● **Task instructions**:
1. For the question and answer about vestigial organs, decide whether each statement agrees with the text. Answer yes or no, and quote the words that settle it. (a) Many people function well while missing fingers, toes, or even whole limbs. (b) Some parts of the human body still have no identified purpose. (c) The news about these purposes has reached the masses.
2. Repeat word for word the part of the question and answer about vestigial organs that starts at "Why do we have an" and ends at "we are ignorant?".

*** Excerpted passage

Question:

Why do we have an appendix? Or wisdom teeth? My teacher said we don't need them. Also why do we have a tailbone? Doesn't that show we evolved?


Answer:

Vestigial organs and structures are a classical example of the arrogance of some people. It has long been assumed that if a part of the body's function cannot be determined or that the person is able to function well without the part, then it must be a leftover from earlier mutations. But consider this: There are a lot of people who manage to function well while missing fingers, toes, or even whole limbs. Does it follow that these structures are not really needed and, therefore, useless leftovers? If we don't know the function of a part, does that mean the part has no function or that we are ignorant?

The funny part is that every part in the human body has now had its purpose identified. But the news hasn't reached the masses. People continue to quote outdated information.

******
*** Dataset excerpts

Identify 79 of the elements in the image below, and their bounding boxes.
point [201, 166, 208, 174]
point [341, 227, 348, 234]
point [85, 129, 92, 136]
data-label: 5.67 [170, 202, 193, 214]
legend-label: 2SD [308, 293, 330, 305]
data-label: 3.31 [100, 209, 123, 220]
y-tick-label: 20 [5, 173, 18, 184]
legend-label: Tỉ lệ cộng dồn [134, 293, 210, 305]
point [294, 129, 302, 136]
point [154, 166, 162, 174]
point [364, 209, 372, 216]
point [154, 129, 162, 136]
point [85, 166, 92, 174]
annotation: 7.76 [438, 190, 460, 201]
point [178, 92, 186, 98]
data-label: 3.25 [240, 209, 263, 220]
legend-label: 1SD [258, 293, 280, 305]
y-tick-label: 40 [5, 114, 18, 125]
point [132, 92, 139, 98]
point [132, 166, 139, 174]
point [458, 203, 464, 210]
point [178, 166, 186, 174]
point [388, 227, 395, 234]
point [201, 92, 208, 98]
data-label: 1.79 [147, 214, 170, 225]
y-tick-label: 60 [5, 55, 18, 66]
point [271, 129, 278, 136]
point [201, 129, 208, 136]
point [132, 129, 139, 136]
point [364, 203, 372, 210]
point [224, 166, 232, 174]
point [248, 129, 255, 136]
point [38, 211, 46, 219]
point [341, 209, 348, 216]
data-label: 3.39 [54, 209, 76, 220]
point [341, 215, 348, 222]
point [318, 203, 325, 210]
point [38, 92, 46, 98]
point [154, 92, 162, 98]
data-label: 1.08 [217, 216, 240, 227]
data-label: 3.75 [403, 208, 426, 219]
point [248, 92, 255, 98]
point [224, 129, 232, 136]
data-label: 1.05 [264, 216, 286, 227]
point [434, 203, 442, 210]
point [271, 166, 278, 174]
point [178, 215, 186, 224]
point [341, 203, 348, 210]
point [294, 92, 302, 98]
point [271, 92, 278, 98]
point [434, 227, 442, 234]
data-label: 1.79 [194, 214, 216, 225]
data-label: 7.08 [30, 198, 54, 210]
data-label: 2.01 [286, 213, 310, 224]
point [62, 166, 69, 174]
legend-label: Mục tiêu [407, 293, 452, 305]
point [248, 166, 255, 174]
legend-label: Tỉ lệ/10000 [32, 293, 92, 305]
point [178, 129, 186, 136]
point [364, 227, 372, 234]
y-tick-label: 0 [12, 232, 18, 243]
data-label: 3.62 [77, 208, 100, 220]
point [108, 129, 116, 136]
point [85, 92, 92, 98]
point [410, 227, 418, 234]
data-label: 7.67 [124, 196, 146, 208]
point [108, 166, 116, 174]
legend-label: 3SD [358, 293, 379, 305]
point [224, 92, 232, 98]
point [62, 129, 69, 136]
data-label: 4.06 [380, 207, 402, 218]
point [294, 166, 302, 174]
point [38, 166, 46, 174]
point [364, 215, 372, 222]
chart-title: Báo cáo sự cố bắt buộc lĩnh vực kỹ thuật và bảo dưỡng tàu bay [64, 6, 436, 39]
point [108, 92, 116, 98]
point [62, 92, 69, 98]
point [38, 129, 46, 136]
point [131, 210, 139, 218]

******

● **Results**:
1.
(a) Yes: "There are a lot of people who manage to function well while missing fingers, toes, or even whole limbs."
(b) No: "every part in the human body has now had its purpose identified."
(c) No: "But the news hasn't reached the masses."

2.
Why do we have an appendix? Or wisdom teeth? My teacher said we don't need them. Also why do we have a tailbone? Doesn't that show we evolved?


Answer:

Vestigial organs and structures are a classical example of the arrogance of some people. It has long been assumed that if a part of the body's function cannot be determined or that the person is able to function well without the part, then it must be a leftover from earlier mutations. But consider this: There are a lot of people who manage to function well while missing fingers, toes, or even whole limbs. Does it follow that these structures are not really needed and, therefore, useless leftovers? If we don't know the function of a part, does that mean the part has no function or that we are ignorant?